_TASK REQUIREMENTS_: Below are the records. Count the lines containing the string "image", and reply with the number alone.

>> start RECORDS SHOWN

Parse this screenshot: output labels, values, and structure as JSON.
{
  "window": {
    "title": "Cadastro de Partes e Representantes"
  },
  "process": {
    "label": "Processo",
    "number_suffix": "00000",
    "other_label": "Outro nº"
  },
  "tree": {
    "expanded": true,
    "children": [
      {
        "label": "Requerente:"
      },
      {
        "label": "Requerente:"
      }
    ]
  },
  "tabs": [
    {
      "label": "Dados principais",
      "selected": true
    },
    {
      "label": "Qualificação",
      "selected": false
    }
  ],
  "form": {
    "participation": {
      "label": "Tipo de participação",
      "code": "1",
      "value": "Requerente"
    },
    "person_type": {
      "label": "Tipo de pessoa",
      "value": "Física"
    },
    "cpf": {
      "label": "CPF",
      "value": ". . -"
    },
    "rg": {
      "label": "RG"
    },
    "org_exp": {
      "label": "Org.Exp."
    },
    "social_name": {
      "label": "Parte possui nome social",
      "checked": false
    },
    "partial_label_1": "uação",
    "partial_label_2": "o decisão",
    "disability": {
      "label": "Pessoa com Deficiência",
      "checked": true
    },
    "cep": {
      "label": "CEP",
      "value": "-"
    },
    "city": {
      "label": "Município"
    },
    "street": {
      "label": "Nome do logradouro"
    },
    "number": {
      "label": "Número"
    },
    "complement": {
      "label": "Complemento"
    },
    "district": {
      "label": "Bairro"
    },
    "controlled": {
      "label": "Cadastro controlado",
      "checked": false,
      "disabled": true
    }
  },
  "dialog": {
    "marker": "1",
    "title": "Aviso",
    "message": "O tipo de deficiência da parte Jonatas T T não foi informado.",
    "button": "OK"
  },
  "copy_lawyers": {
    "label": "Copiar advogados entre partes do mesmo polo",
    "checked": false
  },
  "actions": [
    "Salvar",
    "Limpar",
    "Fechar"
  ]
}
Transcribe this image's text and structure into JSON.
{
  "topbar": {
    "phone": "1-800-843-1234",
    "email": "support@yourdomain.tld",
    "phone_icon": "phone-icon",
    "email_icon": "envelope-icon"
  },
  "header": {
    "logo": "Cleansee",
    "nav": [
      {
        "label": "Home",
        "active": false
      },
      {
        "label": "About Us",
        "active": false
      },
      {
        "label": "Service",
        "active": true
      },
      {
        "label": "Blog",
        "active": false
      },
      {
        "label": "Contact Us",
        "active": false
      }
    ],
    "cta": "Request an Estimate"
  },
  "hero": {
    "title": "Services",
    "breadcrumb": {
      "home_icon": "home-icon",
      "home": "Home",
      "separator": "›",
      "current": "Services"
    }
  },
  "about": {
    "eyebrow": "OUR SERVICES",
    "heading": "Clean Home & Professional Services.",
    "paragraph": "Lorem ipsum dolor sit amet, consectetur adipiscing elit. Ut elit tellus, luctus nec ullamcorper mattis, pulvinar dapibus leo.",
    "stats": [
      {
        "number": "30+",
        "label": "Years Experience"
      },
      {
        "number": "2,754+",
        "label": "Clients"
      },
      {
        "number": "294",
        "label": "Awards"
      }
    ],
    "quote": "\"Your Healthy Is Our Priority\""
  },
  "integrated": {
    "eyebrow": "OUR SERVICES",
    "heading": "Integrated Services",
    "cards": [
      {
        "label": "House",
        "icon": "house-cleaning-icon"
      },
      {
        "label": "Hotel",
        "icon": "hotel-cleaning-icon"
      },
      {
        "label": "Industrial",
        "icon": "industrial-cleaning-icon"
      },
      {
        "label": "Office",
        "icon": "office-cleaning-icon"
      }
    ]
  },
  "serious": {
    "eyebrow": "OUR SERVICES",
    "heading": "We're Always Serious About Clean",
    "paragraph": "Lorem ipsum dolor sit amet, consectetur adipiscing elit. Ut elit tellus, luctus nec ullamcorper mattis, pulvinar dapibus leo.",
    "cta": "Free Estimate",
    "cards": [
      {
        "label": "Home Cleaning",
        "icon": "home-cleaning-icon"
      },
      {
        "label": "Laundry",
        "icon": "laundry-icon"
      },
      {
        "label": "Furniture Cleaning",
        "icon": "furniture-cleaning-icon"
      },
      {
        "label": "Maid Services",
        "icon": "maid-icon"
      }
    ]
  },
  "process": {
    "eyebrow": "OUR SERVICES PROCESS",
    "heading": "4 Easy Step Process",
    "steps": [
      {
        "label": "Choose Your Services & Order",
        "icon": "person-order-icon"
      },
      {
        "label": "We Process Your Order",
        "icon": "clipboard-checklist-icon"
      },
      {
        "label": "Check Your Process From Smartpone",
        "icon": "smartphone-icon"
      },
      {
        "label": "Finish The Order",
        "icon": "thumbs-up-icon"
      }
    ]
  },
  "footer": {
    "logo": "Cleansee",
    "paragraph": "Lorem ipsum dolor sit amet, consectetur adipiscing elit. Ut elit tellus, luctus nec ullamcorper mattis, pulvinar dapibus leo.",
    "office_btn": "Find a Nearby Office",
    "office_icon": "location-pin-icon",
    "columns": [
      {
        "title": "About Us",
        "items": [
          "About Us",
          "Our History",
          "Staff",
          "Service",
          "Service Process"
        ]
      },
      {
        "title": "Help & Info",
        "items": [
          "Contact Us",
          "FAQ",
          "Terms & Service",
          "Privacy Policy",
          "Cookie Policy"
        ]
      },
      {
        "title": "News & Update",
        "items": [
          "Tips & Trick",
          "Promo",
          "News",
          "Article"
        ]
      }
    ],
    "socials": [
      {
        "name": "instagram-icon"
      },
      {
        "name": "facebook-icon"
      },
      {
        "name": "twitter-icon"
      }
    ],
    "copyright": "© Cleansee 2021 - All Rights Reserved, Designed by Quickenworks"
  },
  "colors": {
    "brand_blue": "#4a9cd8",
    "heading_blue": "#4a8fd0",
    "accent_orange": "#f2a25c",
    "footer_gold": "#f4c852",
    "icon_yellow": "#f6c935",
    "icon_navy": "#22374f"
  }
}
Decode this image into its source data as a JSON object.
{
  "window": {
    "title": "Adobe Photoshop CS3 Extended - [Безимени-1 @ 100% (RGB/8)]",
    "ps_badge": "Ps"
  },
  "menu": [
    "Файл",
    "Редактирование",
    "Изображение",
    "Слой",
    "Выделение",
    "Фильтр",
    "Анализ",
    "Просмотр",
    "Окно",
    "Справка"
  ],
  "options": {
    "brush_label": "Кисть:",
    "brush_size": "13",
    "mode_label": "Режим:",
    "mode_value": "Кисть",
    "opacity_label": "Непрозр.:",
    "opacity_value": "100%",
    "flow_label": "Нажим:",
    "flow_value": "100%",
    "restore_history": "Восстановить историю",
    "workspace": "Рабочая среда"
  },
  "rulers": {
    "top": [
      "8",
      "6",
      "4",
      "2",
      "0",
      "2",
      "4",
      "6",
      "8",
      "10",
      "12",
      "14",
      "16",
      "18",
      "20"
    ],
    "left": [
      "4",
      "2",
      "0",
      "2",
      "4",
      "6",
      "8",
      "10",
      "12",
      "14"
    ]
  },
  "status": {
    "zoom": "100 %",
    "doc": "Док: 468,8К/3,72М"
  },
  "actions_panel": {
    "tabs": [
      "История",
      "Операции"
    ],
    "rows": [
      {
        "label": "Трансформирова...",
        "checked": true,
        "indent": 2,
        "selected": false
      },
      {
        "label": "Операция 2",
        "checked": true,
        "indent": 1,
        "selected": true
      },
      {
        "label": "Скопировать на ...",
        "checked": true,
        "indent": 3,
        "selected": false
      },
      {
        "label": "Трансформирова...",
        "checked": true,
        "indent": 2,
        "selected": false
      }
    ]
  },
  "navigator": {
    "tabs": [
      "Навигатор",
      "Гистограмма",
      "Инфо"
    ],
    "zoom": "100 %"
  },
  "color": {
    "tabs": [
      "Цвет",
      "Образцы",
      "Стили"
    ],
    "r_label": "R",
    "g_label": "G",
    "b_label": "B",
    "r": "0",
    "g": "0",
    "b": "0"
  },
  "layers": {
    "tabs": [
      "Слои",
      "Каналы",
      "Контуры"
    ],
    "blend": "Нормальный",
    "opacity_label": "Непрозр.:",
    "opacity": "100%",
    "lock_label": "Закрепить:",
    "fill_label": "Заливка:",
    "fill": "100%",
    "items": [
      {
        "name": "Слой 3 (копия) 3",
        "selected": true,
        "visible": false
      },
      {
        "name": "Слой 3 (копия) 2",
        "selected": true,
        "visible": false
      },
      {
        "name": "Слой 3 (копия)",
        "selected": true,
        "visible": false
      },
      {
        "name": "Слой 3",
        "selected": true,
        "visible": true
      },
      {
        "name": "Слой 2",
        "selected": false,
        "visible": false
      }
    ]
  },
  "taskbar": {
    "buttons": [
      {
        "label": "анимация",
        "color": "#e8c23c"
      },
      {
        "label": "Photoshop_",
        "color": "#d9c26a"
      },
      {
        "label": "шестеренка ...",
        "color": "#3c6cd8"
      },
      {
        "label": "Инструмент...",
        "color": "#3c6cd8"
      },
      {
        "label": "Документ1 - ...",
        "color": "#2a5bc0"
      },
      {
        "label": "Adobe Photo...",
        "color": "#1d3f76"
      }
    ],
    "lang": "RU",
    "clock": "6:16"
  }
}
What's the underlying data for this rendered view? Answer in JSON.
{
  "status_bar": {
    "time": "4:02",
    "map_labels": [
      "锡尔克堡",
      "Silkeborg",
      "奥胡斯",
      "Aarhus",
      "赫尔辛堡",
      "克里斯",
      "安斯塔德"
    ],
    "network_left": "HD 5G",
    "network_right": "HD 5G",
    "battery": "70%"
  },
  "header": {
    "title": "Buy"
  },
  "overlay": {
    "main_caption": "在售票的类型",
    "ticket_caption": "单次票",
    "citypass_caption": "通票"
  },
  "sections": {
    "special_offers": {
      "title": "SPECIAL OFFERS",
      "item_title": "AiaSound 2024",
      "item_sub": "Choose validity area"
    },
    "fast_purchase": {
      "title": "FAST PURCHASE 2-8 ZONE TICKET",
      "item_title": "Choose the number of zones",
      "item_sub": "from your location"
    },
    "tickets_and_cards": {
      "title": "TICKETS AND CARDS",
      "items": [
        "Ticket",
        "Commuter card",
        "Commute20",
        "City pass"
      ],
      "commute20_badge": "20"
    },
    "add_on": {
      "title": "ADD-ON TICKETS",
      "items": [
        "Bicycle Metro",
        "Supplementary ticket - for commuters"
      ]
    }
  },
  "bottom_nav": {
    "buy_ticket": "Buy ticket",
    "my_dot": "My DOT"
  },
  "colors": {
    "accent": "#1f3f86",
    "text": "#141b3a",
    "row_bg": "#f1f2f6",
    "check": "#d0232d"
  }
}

>> end RECORDS SHOWN

_ANSWER TO THE EXERCISE_: 2